Dataset |
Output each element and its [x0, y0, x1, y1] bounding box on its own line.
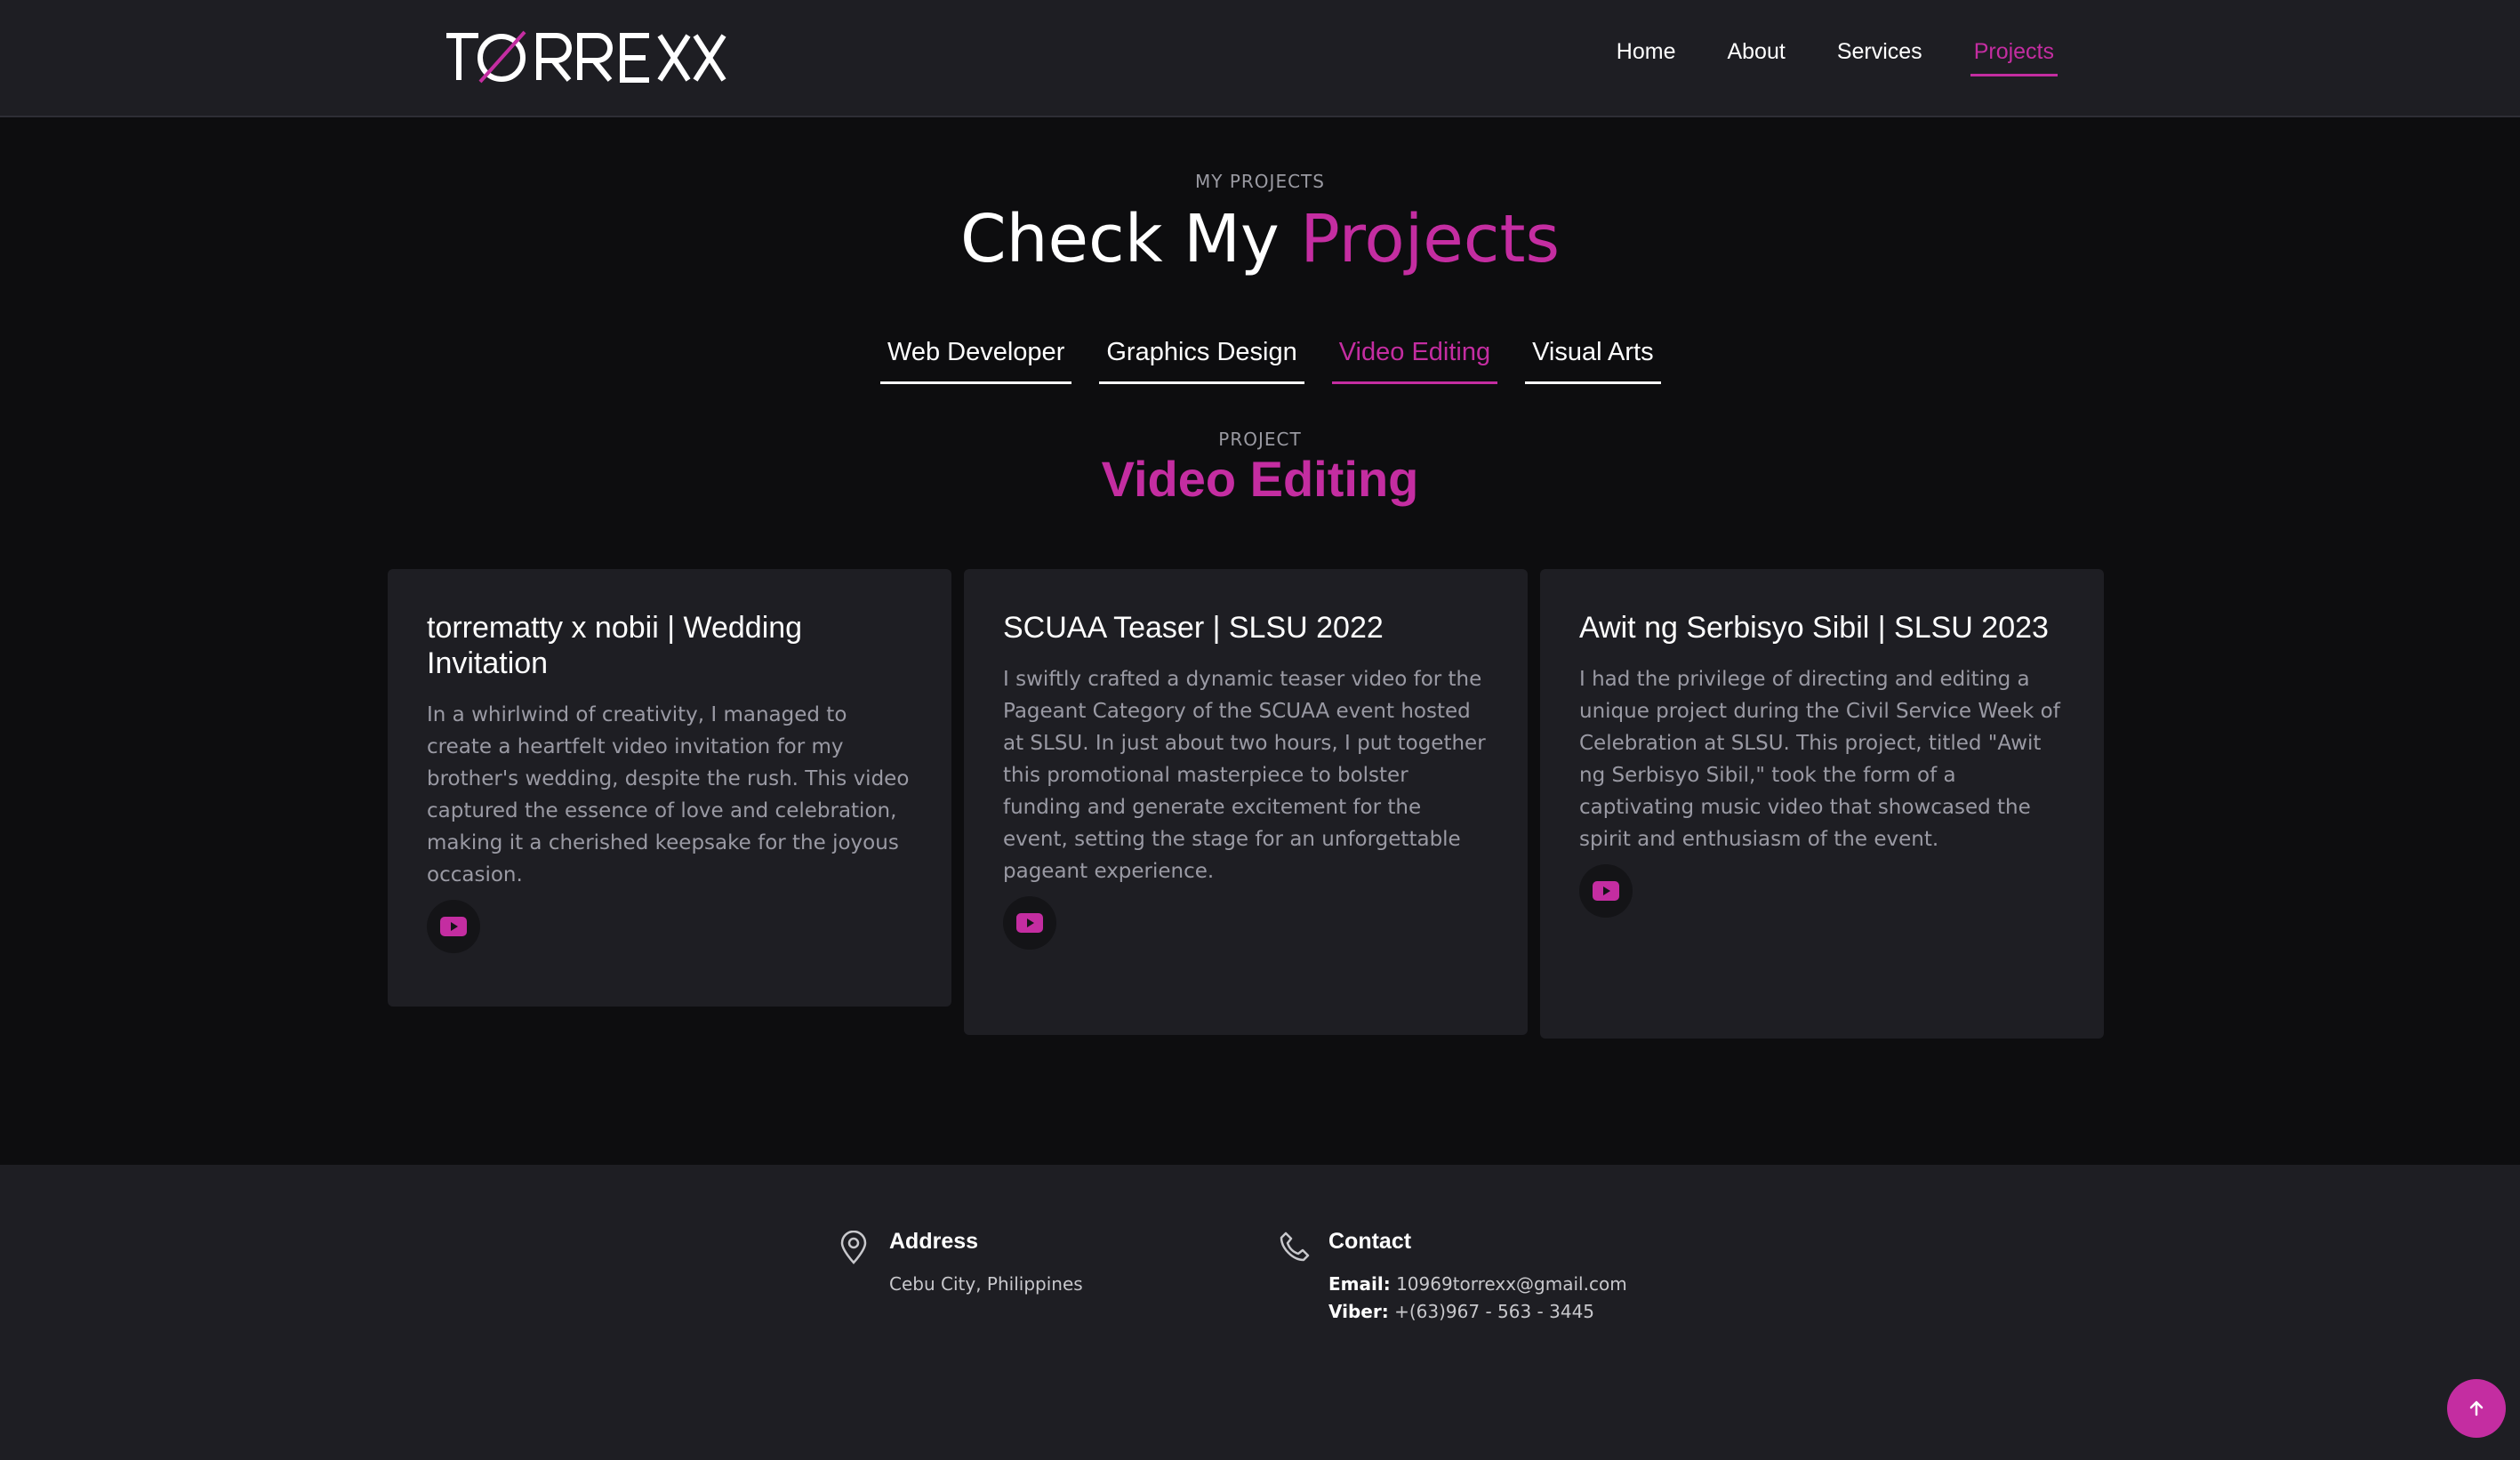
---
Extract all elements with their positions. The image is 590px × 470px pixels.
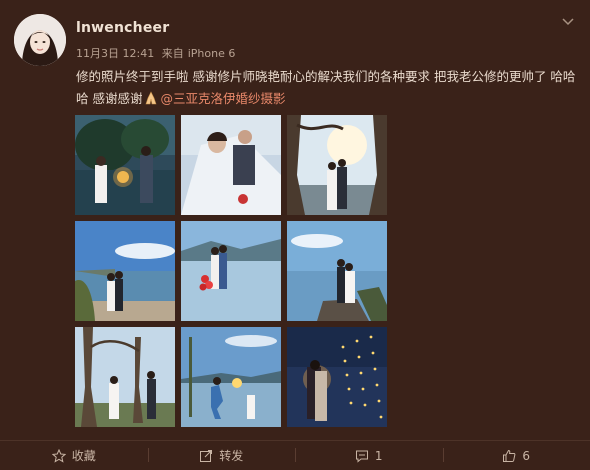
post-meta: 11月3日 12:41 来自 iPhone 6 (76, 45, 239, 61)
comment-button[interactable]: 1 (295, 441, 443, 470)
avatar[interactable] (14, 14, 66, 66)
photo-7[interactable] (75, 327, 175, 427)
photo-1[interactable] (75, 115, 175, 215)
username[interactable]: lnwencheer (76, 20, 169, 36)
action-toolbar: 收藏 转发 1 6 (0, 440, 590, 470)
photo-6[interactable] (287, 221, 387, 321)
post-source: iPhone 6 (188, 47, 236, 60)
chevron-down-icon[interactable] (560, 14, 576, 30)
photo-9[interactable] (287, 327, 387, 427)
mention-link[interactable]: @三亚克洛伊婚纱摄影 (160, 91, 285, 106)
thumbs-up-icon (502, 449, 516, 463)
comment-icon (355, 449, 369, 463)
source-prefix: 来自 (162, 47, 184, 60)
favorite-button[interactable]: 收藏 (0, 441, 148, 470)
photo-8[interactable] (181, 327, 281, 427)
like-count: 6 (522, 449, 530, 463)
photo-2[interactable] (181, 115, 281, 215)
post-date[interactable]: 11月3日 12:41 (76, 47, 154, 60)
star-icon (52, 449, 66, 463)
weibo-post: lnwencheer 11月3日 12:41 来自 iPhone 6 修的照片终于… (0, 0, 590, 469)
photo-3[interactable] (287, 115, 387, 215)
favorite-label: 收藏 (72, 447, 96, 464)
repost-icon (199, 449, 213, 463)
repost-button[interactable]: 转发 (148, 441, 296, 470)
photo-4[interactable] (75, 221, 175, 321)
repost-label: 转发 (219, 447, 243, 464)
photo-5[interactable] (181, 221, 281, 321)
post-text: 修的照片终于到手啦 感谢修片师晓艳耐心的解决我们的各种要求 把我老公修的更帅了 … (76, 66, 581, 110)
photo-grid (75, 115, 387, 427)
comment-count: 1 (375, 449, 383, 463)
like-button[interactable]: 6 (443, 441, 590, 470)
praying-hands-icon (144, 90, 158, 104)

Task description | Return every line of the records, word for word, from the one containing "Extract all elements" down to the one containing "photo-5[interactable] (181, 221, 281, 321)", both included. Leave out the pictures.

Solved exercise |
Extract all elements with their positions. The image is 590px × 470px pixels.
post-meta: 11月3日 12:41 来自 iPhone 6 (76, 45, 239, 61)
comment-button[interactable]: 1 (295, 441, 443, 470)
avatar[interactable] (14, 14, 66, 66)
photo-7[interactable] (75, 327, 175, 427)
photo-1[interactable] (75, 115, 175, 215)
username[interactable]: lnwencheer (76, 20, 169, 36)
action-toolbar: 收藏 转发 1 6 (0, 440, 590, 470)
photo-6[interactable] (287, 221, 387, 321)
post-source: iPhone 6 (188, 47, 236, 60)
chevron-down-icon[interactable] (560, 14, 576, 30)
photo-9[interactable] (287, 327, 387, 427)
mention-link[interactable]: @三亚克洛伊婚纱摄影 (160, 91, 285, 106)
thumbs-up-icon (502, 449, 516, 463)
comment-icon (355, 449, 369, 463)
source-prefix: 来自 (162, 47, 184, 60)
favorite-button[interactable]: 收藏 (0, 441, 148, 470)
photo-8[interactable] (181, 327, 281, 427)
like-count: 6 (522, 449, 530, 463)
photo-2[interactable] (181, 115, 281, 215)
post-date[interactable]: 11月3日 12:41 (76, 47, 154, 60)
star-icon (52, 449, 66, 463)
weibo-post: lnwencheer 11月3日 12:41 来自 iPhone 6 修的照片终于… (0, 0, 590, 469)
photo-3[interactable] (287, 115, 387, 215)
favorite-label: 收藏 (72, 447, 96, 464)
repost-icon (199, 449, 213, 463)
repost-button[interactable]: 转发 (148, 441, 296, 470)
photo-4[interactable] (75, 221, 175, 321)
repost-label: 转发 (219, 447, 243, 464)
photo-5[interactable] (181, 221, 281, 321)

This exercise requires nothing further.